Pull out each line of the data that includes the word "content".

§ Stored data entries
-------------------------
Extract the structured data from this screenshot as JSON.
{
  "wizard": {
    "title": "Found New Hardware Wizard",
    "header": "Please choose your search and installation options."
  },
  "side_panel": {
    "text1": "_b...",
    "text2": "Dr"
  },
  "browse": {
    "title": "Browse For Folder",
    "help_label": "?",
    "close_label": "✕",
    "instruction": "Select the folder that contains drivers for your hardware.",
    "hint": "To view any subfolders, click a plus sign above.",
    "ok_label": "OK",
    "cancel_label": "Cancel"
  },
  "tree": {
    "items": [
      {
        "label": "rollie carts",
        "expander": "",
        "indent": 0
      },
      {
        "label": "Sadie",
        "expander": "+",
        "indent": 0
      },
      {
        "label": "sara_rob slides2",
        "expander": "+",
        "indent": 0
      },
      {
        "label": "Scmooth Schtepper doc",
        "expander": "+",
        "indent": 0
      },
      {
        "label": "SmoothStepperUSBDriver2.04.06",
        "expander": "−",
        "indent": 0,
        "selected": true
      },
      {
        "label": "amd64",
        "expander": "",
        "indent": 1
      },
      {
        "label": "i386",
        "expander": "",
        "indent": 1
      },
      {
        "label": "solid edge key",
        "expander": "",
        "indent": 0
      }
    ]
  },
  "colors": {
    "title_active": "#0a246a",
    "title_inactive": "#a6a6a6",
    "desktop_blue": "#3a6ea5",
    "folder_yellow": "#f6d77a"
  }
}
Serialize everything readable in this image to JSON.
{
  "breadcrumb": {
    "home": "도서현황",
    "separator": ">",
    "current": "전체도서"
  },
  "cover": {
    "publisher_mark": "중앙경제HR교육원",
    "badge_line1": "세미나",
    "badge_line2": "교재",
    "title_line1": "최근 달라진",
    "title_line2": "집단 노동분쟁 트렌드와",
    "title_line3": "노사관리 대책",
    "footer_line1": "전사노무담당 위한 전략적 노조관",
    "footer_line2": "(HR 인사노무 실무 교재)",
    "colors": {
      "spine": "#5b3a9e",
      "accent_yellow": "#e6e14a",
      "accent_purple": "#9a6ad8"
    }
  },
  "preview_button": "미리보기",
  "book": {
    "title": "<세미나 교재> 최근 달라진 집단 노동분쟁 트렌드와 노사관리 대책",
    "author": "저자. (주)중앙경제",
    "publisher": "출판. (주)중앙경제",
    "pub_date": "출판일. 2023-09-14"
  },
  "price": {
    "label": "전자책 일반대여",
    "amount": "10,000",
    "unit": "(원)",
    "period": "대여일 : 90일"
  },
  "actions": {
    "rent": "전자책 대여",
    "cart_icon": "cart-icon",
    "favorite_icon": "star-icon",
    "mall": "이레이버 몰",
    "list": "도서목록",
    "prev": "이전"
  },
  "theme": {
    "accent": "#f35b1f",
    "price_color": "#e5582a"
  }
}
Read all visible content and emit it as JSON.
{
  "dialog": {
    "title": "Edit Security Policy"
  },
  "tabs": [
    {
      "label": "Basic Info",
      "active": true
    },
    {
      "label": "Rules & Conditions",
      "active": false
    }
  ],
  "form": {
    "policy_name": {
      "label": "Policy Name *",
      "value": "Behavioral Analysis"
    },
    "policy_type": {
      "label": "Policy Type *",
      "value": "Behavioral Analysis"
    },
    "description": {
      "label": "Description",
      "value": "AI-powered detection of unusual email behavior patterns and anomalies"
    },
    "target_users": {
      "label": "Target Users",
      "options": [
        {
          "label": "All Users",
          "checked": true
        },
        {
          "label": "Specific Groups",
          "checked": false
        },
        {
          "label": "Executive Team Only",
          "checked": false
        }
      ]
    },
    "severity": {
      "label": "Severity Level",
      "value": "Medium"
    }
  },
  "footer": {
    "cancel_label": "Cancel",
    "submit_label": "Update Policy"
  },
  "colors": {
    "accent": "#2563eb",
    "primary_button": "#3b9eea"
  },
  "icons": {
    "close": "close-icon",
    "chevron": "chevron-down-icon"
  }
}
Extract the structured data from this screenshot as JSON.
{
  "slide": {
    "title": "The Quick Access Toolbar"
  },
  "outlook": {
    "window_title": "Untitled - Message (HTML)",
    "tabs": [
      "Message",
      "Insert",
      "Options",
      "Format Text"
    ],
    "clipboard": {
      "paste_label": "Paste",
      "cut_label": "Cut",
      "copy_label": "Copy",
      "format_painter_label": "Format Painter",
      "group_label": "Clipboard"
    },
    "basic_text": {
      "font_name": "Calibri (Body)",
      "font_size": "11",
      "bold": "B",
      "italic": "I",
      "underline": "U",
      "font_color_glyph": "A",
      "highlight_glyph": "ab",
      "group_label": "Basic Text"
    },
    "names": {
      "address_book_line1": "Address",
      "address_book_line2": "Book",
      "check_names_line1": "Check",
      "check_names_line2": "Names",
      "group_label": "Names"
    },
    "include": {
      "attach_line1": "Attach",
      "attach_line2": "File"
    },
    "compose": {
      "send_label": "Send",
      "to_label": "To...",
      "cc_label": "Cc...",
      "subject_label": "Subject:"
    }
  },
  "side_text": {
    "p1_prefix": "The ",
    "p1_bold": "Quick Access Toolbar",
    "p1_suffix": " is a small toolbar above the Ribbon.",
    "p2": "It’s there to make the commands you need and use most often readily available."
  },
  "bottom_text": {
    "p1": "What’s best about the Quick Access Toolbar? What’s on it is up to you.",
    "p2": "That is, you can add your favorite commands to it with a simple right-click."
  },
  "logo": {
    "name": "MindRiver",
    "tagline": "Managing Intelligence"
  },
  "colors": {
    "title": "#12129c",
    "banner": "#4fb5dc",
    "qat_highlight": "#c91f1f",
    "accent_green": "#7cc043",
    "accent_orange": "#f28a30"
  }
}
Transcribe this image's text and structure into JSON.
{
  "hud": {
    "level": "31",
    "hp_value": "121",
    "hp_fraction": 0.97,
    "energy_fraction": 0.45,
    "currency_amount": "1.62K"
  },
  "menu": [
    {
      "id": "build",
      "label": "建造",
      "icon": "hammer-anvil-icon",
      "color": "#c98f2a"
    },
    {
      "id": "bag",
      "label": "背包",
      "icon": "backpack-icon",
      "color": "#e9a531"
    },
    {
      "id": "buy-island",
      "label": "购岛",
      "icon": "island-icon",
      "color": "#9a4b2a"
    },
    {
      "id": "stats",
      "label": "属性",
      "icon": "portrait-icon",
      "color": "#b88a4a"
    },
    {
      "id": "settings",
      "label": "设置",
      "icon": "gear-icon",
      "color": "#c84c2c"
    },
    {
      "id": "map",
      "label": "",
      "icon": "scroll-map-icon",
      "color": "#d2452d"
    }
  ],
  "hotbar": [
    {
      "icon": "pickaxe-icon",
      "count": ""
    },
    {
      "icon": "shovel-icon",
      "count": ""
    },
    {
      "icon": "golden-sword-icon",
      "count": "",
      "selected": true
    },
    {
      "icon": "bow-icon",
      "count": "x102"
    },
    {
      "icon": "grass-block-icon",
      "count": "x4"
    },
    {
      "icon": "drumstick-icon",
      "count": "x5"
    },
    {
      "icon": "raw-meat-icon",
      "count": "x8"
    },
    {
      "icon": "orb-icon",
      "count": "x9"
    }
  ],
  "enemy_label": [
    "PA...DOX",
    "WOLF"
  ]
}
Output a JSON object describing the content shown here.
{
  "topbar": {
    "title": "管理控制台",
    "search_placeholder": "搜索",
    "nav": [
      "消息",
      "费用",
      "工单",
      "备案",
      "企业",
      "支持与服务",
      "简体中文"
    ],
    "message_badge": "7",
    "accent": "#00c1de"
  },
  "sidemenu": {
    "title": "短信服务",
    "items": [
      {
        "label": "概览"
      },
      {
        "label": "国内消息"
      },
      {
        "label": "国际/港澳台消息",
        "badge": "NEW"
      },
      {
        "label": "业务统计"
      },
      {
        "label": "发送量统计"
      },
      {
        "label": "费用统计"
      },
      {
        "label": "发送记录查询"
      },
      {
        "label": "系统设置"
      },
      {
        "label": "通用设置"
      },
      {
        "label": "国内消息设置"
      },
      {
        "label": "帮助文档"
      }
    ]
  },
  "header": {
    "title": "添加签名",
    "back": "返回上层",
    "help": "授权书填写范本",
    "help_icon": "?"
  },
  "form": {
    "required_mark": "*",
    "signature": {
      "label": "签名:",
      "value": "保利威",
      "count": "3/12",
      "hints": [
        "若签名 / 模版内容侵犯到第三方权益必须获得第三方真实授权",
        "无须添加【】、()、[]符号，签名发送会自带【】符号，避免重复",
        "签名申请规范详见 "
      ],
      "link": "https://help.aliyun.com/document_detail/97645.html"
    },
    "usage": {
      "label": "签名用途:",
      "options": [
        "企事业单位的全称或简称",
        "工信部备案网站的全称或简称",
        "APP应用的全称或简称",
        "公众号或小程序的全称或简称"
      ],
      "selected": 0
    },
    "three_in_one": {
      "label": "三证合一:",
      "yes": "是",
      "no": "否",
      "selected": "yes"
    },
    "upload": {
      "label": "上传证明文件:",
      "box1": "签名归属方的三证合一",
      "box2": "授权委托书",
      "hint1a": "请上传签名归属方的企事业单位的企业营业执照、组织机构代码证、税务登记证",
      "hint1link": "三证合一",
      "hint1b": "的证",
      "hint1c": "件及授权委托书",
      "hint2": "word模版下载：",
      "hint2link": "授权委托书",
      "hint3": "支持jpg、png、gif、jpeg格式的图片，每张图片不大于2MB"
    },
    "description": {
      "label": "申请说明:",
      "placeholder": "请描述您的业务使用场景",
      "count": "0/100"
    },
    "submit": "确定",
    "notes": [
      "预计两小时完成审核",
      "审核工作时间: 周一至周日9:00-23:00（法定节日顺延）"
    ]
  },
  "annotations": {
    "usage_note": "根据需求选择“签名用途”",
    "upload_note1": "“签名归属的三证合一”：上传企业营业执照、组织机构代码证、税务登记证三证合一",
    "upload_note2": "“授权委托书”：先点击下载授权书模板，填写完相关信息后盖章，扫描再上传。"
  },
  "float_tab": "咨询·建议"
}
-------------------------
§ Worked answer
Read all visible content and emit it as JSON.
Output a JSON object describing the content shown here.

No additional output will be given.